• **Aim of the task**: Repeat every entry word for word, but leave the images out of your copy.

• **Material to process**:
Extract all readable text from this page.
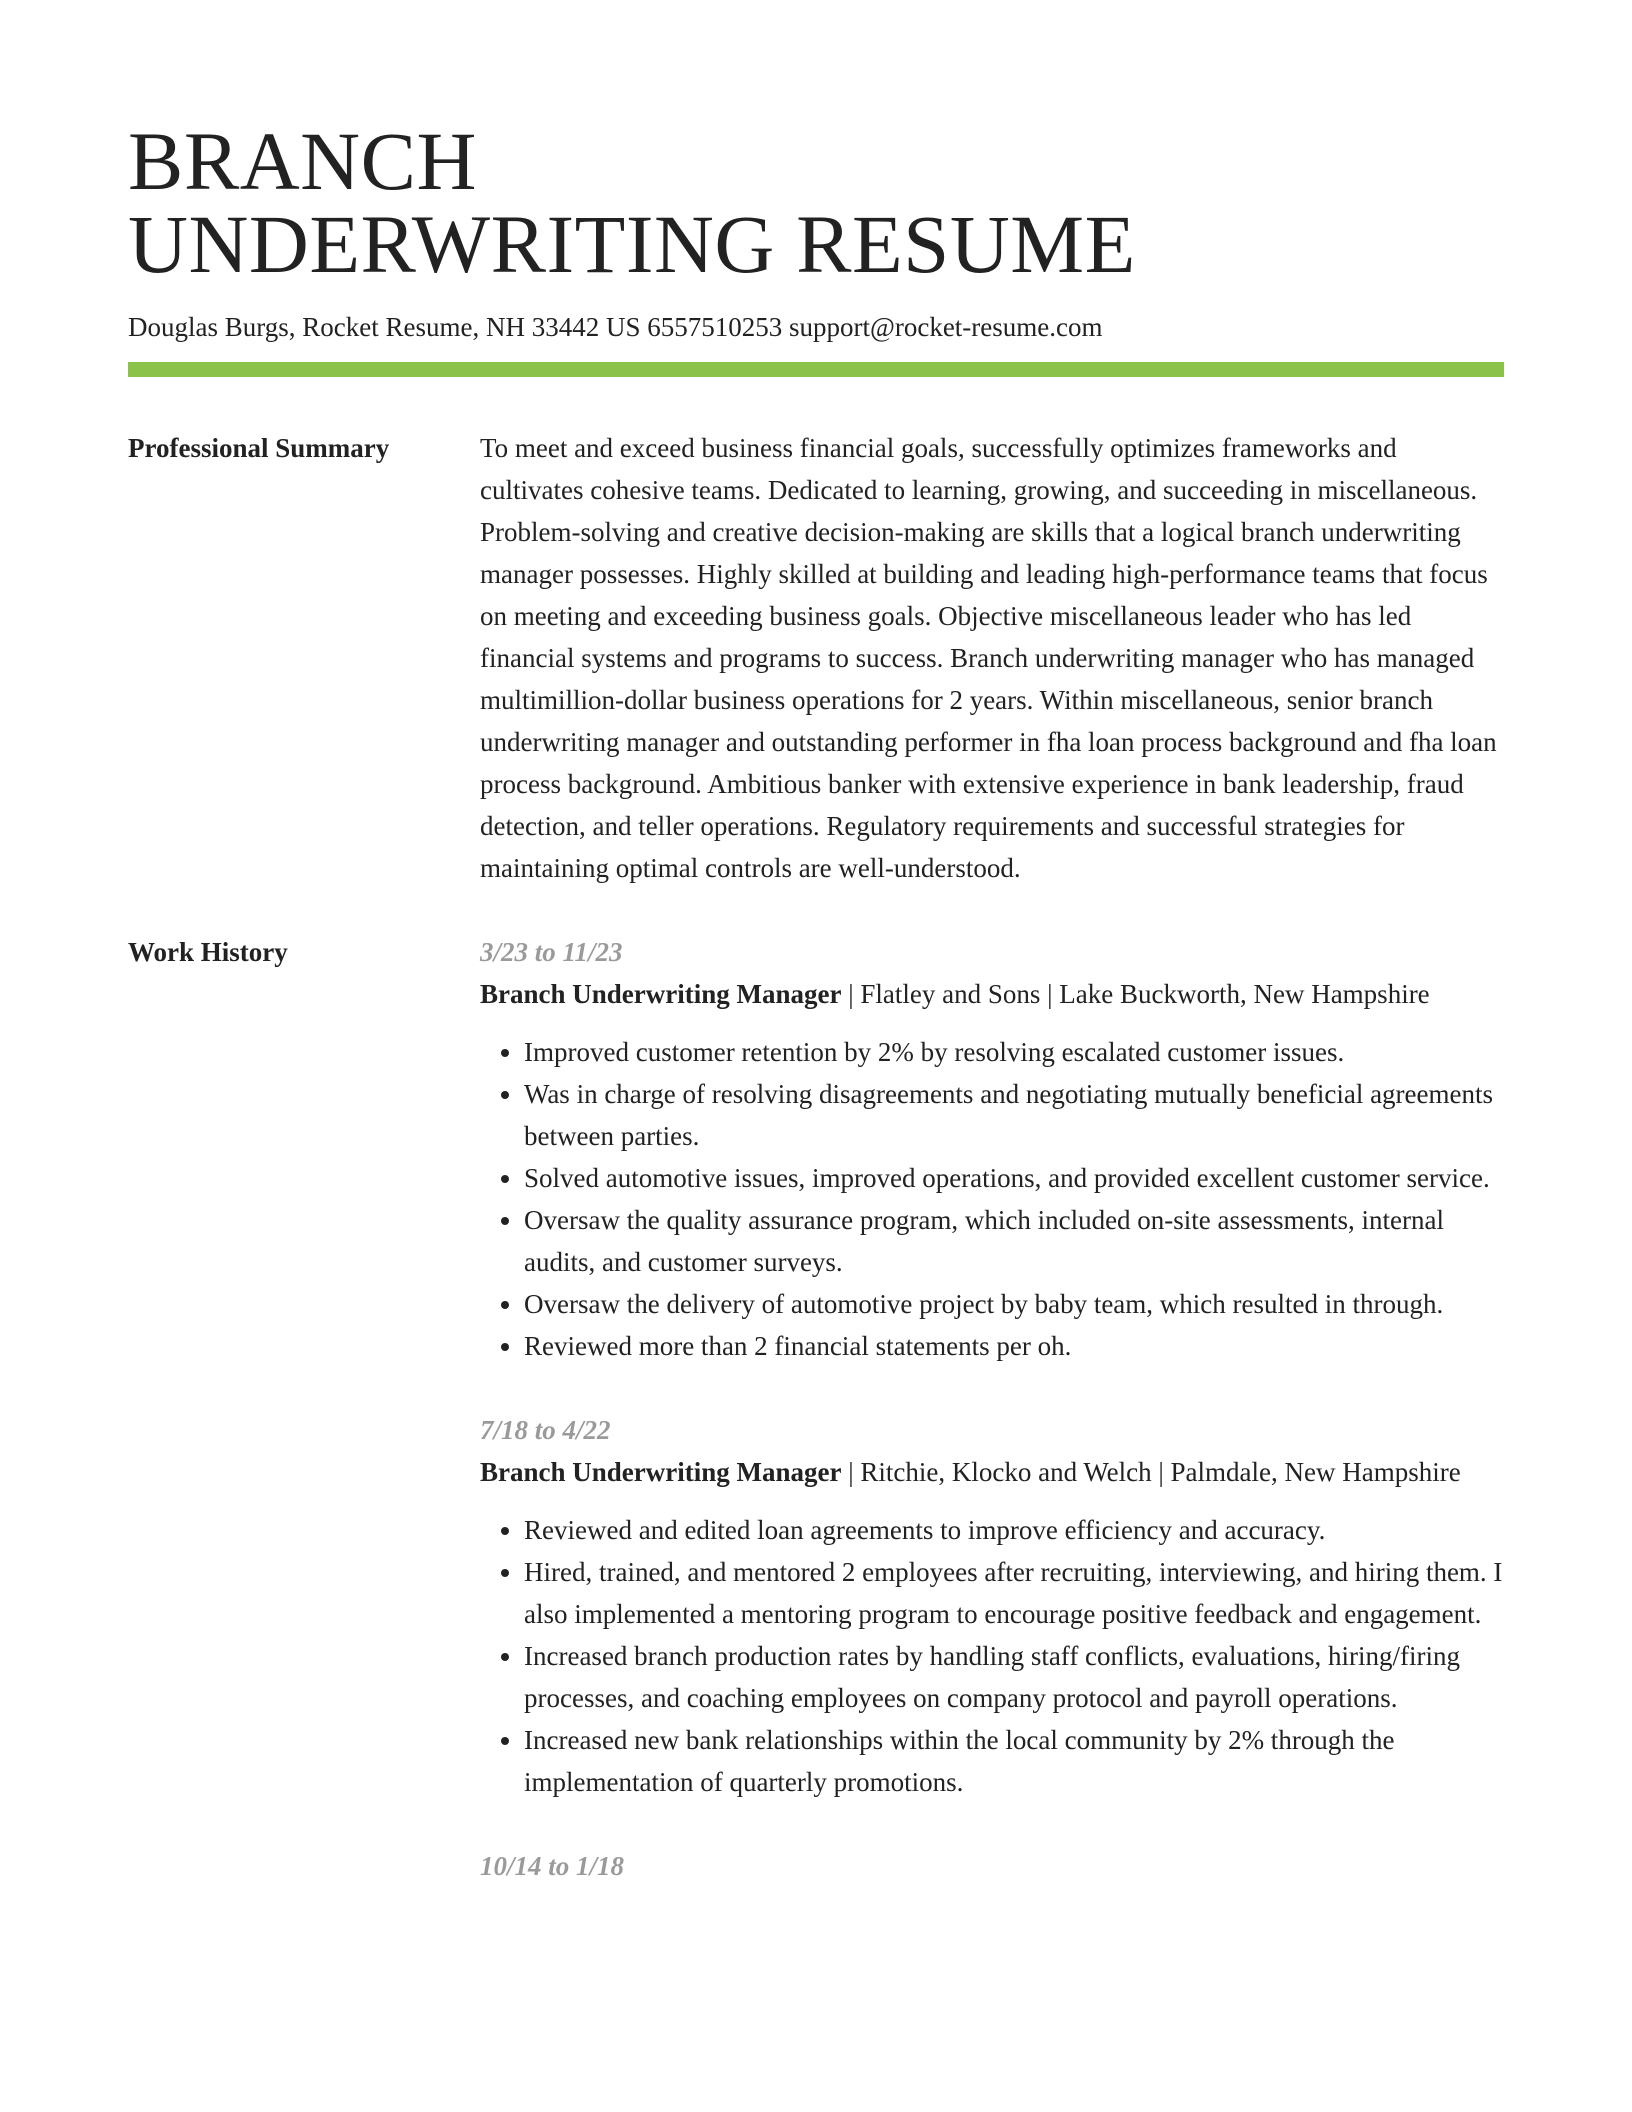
BRANCH
UNDERWRITING RESUME
Douglas Burgs, Rocket Resume, NH 33442 US 6557510253 support@rocket-resume.com
Professional Summary	To meet and exceed business financial goals, successfully optimizes frameworks and cultivates cohesive teams. Dedicated to learning, growing, and succeeding in miscellaneous. Problem-solving and creative decision-making are skills that a logical branch underwriting manager possesses. Highly skilled at building and leading high-performance teams that focus on meeting and exceeding business goals. Objective miscellaneous leader who has led financial systems and programs to success. Branch underwriting manager who has managed multimillion-dollar business operations for 2 years. Within miscellaneous, senior branch underwriting manager and outstanding performer in fha loan process background and fha loan process background. Ambitious banker with extensive experience in bank leadership, fraud detection, and teller operations. Regulatory requirements and successful strategies for maintaining optimal controls are well-understood.

Work History	3/23 to 11/23

Branch Underwriting Manager | Flatley and Sons | Lake Buckworth, New Hampshire

• Improved customer retention by 2% by resolving escalated customer issues.
• Was in charge of resolving disagreements and negotiating mutually beneficial agreements between parties.
• Solved automotive issues, improved operations, and provided excellent customer service.
• Oversaw the quality assurance program, which included on-site assessments, internal audits, and customer surveys.
• Oversaw the delivery of automotive project by baby team, which resulted in through.
• Reviewed more than 2 financial statements per oh.
7/18 to 4/22

Branch Underwriting Manager | Ritchie, Klocko and Welch | Palmdale, New Hampshire

• Reviewed and edited loan agreements to improve efficiency and accuracy.
• Hired, trained, and mentored 2 employees after recruiting, interviewing, and hiring them. I also implemented a mentoring program to encourage positive feedback and engagement.
• Increased branch production rates by handling staff conflicts, evaluations, hiring/firing processes, and coaching employees on company protocol and payroll operations.
• Increased new bank relationships within the local community by 2% through the implementation of quarterly promotions.
10/14 to 1/18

• **Solved exercise**:
Extract all readable text from this page.
BRANCH
UNDERWRITING RESUME
Douglas Burgs, Rocket Resume, NH 33442 US 6557510253 support@rocket-resume.com
Professional Summary	To meet and exceed business financial goals, successfully optimizes frameworks and cultivates cohesive teams. Dedicated to learning, growing, and succeeding in miscellaneous. Problem-solving and creative decision-making are skills that a logical branch underwriting manager possesses. Highly skilled at building and leading high-performance teams that focus on meeting and exceeding business goals. Objective miscellaneous leader who has led financial systems and programs to success. Branch underwriting manager who has managed multimillion-dollar business operations for 2 years. Within miscellaneous, senior branch underwriting manager and outstanding performer in fha loan process background and fha loan process background. Ambitious banker with extensive experience in bank leadership, fraud detection, and teller operations. Regulatory requirements and successful strategies for maintaining optimal controls are well-understood.

Work History	3/23 to 11/23

Branch Underwriting Manager | Flatley and Sons | Lake Buckworth, New Hampshire

• Improved customer retention by 2% by resolving escalated customer issues.
• Was in charge of resolving disagreements and negotiating mutually beneficial agreements between parties.
• Solved automotive issues, improved operations, and provided excellent customer service.
• Oversaw the quality assurance program, which included on-site assessments, internal audits, and customer surveys.
• Oversaw the delivery of automotive project by baby team, which resulted in through.
• Reviewed more than 2 financial statements per oh.
7/18 to 4/22

Branch Underwriting Manager | Ritchie, Klocko and Welch | Palmdale, New Hampshire

• Reviewed and edited loan agreements to improve efficiency and accuracy.
• Hired, trained, and mentored 2 employees after recruiting, interviewing, and hiring them. I also implemented a mentoring program to encourage positive feedback and engagement.
• Increased branch production rates by handling staff conflicts, evaluations, hiring/firing processes, and coaching employees on company protocol and payroll operations.
• Increased new bank relationships within the local community by 2% through the implementation of quarterly promotions.
10/14 to 1/18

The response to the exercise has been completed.